### EXTRACTED MATERIAL
◇ ◇ ◇ ◇

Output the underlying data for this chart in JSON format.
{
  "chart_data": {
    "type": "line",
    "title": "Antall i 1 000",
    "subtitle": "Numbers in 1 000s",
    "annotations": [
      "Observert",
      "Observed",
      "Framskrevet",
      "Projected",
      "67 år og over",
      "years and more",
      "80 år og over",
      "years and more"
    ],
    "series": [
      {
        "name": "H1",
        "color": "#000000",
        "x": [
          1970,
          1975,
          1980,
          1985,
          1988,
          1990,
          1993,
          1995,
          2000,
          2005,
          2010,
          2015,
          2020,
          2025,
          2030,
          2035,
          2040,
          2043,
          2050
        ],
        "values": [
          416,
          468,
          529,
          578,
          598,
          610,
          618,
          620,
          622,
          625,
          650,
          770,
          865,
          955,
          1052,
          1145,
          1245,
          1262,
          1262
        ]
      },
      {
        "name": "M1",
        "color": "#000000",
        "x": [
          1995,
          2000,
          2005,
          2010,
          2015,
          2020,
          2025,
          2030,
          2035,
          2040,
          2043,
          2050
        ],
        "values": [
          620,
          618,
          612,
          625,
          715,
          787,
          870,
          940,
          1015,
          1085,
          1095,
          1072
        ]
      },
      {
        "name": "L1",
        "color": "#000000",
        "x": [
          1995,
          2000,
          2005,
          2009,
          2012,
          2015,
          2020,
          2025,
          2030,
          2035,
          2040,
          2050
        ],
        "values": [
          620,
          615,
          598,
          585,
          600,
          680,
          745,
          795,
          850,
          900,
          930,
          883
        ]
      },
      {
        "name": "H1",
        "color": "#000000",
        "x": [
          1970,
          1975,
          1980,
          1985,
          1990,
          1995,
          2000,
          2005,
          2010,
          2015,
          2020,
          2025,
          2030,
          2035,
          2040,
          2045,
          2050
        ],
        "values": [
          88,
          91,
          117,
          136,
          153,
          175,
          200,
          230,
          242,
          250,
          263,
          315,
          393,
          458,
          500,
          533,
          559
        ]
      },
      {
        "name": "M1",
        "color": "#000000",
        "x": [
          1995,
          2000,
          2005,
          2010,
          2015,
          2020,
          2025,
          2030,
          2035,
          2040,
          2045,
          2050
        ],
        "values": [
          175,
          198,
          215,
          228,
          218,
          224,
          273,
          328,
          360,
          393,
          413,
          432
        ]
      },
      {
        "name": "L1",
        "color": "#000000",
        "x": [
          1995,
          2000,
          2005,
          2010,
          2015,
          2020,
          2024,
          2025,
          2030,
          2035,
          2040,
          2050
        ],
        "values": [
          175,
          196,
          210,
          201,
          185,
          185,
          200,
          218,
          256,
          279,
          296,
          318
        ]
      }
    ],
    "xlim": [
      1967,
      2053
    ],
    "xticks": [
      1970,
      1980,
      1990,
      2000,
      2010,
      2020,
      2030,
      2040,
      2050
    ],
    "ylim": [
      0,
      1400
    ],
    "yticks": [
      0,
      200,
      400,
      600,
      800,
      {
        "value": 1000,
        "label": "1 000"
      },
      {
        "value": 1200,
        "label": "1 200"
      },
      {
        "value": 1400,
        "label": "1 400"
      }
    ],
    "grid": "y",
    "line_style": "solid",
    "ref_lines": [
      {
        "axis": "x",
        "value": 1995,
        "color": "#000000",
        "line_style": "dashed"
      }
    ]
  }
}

◇ ◇ ◇ ◇

Write out every entry word for word.

### EXPECTED ANSWER
Output the underlying data for this chart in JSON format.
{
  "chart_data": {
    "type": "line",
    "title": "Antall i 1 000",
    "subtitle": "Numbers in 1 000s",
    "annotations": [
      "Observert",
      "Observed",
      "Framskrevet",
      "Projected",
      "67 år og over",
      "years and more",
      "80 år og over",
      "years and more"
    ],
    "series": [
      {
        "name": "H1",
        "color": "#000000",
        "x": [
          1970,
          1975,
          1980,
          1985,
          1988,
          1990,
          1993,
          1995,
          2000,
          2005,
          2010,
          2015,
          2020,
          2025,
          2030,
          2035,
          2040,
          2043,
          2050
        ],
        "values": [
          416,
          468,
          529,
          578,
          598,
          610,
          618,
          620,
          622,
          625,
          650,
          770,
          865,
          955,
          1052,
          1145,
          1245,
          1262,
          1262
        ]
      },
      {
        "name": "M1",
        "color": "#000000",
        "x": [
          1995,
          2000,
          2005,
          2010,
          2015,
          2020,
          2025,
          2030,
          2035,
          2040,
          2043,
          2050
        ],
        "values": [
          620,
          618,
          612,
          625,
          715,
          787,
          870,
          940,
          1015,
          1085,
          1095,
          1072
        ]
      },
      {
        "name": "L1",
        "color": "#000000",
        "x": [
          1995,
          2000,
          2005,
          2009,
          2012,
          2015,
          2020,
          2025,
          2030,
          2035,
          2040,
          2050
        ],
        "values": [
          620,
          615,
          598,
          585,
          600,
          680,
          745,
          795,
          850,
          900,
          930,
          883
        ]
      },
      {
        "name": "H1",
        "color": "#000000",
        "x": [
          1970,
          1975,
          1980,
          1985,
          1990,
          1995,
          2000,
          2005,
          2010,
          2015,
          2020,
          2025,
          2030,
          2035,
          2040,
          2045,
          2050
        ],
        "values": [
          88,
          91,
          117,
          136,
          153,
          175,
          200,
          230,
          242,
          250,
          263,
          315,
          393,
          458,
          500,
          533,
          559
        ]
      },
      {
        "name": "M1",
        "color": "#000000",
        "x": [
          1995,
          2000,
          2005,
          2010,
          2015,
          2020,
          2025,
          2030,
          2035,
          2040,
          2045,
          2050
        ],
        "values": [
          175,
          198,
          215,
          228,
          218,
          224,
          273,
          328,
          360,
          393,
          413,
          432
        ]
      },
      {
        "name": "L1",
        "color": "#000000",
        "x": [
          1995,
          2000,
          2005,
          2010,
          2015,
          2020,
          2024,
          2025,
          2030,
          2035,
          2040,
          2050
        ],
        "values": [
          175,
          196,
          210,
          201,
          185,
          185,
          200,
          218,
          256,
          279,
          296,
          318
        ]
      }
    ],
    "xlim": [
      1967,
      2053
    ],
    "xticks": [
      1970,
      1980,
      1990,
      2000,
      2010,
      2020,
      2030,
      2040,
      2050
    ],
    "ylim": [
      0,
      1400
    ],
    "yticks": [
      0,
      200,
      400,
      600,
      800,
      {
        "value": 1000,
        "label": "1 000"
      },
      {
        "value": 1200,
        "label": "1 200"
      },
      {
        "value": 1400,
        "label": "1 400"
      }
    ],
    "grid": "y",
    "line_style": "solid",
    "ref_lines": [
      {
        "axis": "x",
        "value": 1995,
        "color": "#000000",
        "line_style": "dashed"
      }
    ]
  }
}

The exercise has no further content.